Examine the records and identify each line that includes the string "Reduction". Copy those lines.
:: Provided data ::
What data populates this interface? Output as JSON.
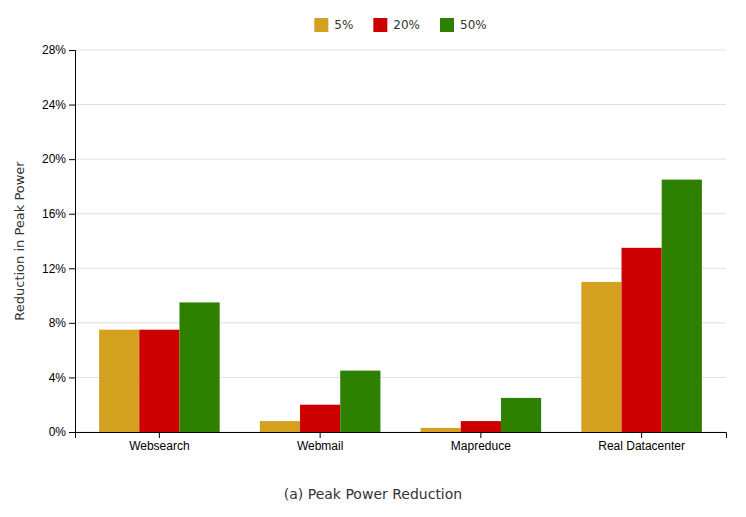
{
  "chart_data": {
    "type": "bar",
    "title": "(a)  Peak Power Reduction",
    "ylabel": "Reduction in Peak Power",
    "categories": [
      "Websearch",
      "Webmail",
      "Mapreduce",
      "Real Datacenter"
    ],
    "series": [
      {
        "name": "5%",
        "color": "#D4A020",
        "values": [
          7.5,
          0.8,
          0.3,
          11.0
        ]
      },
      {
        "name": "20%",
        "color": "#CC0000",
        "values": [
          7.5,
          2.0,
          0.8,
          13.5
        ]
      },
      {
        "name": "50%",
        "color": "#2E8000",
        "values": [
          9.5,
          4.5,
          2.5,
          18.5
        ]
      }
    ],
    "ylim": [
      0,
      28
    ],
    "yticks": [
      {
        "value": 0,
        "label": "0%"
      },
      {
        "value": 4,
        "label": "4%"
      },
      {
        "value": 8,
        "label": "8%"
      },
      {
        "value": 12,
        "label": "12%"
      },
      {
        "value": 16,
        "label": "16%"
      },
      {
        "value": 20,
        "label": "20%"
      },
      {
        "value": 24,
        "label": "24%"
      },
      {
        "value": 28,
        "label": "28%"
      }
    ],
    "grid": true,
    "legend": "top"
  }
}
:::
● **Exercise response**
    "title": "(a)  Peak Power Reduction",
    "ylabel": "Reduction in Peak Power",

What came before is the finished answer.